## Data entries
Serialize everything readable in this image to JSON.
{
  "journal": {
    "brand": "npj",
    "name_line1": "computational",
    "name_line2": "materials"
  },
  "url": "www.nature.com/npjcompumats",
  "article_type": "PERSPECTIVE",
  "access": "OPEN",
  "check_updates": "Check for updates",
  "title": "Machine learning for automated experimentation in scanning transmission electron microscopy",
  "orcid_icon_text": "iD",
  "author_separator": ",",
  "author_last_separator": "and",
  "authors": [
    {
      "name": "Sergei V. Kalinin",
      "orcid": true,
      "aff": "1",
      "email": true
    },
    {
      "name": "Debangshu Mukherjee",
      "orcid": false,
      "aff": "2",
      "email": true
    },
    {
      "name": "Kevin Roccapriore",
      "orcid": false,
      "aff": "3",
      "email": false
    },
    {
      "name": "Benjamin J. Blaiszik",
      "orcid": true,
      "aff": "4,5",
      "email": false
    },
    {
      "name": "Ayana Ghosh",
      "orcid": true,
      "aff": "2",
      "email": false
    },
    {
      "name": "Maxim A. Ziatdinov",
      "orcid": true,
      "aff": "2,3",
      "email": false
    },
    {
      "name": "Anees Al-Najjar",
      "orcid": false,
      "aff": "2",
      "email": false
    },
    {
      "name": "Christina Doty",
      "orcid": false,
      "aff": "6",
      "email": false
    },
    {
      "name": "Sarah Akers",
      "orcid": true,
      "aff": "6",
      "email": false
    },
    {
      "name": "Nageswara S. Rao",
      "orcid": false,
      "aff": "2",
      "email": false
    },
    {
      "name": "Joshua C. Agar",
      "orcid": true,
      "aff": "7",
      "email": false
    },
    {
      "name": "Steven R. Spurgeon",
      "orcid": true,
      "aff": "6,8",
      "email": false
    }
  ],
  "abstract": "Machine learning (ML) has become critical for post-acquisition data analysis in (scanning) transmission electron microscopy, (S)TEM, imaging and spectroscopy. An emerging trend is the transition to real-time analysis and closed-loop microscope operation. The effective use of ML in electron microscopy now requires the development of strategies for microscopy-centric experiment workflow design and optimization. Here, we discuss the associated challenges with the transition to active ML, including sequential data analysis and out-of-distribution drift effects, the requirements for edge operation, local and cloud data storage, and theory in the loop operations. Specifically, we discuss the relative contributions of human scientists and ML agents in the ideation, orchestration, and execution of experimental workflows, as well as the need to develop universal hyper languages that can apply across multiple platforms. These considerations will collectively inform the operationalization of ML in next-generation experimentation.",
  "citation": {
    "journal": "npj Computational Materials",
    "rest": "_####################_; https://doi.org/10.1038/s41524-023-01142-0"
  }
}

## Exercise task
Copy every line of the listing where the word "journal" appears.

## Output below
  "journal": {
    "journal": "npj Computational Materials",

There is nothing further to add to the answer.